PROBLEM REQUIREMENTS
Skip the images. Copy the records exactly as written.

[Dataset records on visual material]

================================

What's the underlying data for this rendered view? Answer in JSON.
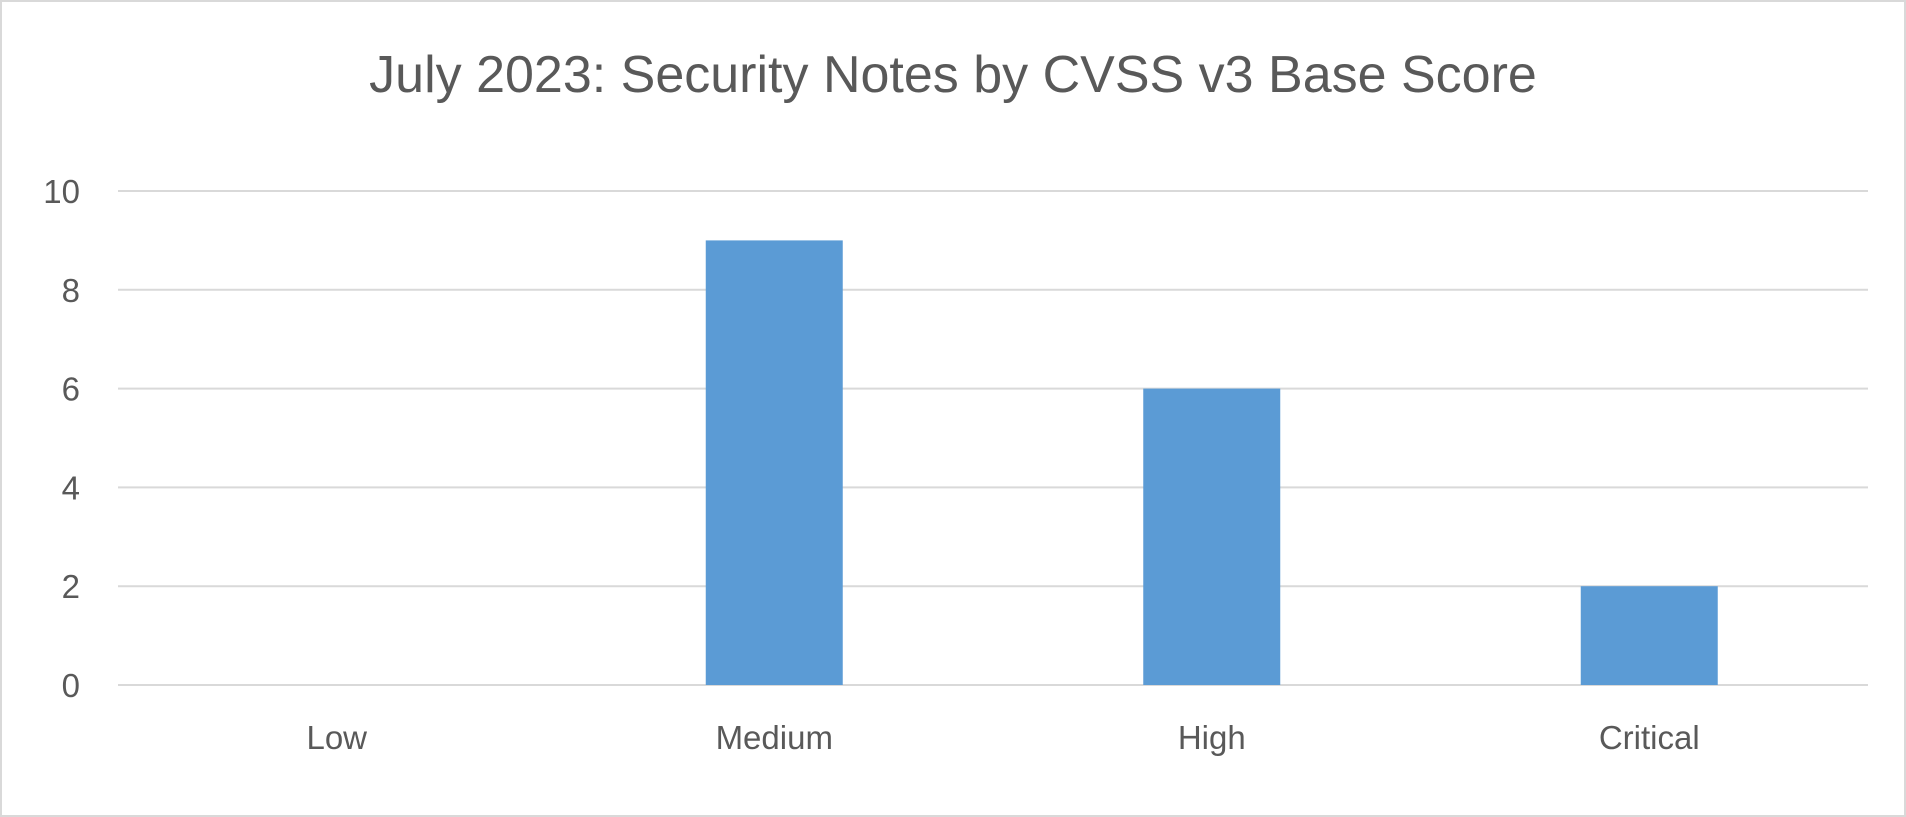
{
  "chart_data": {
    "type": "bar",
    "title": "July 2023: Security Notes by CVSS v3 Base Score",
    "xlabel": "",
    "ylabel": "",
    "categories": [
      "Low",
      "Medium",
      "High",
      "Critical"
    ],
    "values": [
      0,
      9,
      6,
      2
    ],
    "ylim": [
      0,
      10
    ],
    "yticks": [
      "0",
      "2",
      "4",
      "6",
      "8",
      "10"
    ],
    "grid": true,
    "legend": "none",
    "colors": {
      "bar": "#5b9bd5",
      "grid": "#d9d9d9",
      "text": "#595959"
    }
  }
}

================================

FULL RESPONSE
What's the underlying data for this rendered view? Answer in JSON.
{
  "chart_data": {
    "type": "bar",
    "title": "July 2023: Security Notes by CVSS v3 Base Score",
    "xlabel": "",
    "ylabel": "",
    "categories": [
      "Low",
      "Medium",
      "High",
      "Critical"
    ],
    "values": [
      0,
      9,
      6,
      2
    ],
    "ylim": [
      0,
      10
    ],
    "yticks": [
      "0",
      "2",
      "4",
      "6",
      "8",
      "10"
    ],
    "grid": true,
    "legend": "none",
    "colors": {
      "bar": "#5b9bd5",
      "grid": "#d9d9d9",
      "text": "#595959"
    }
  }
}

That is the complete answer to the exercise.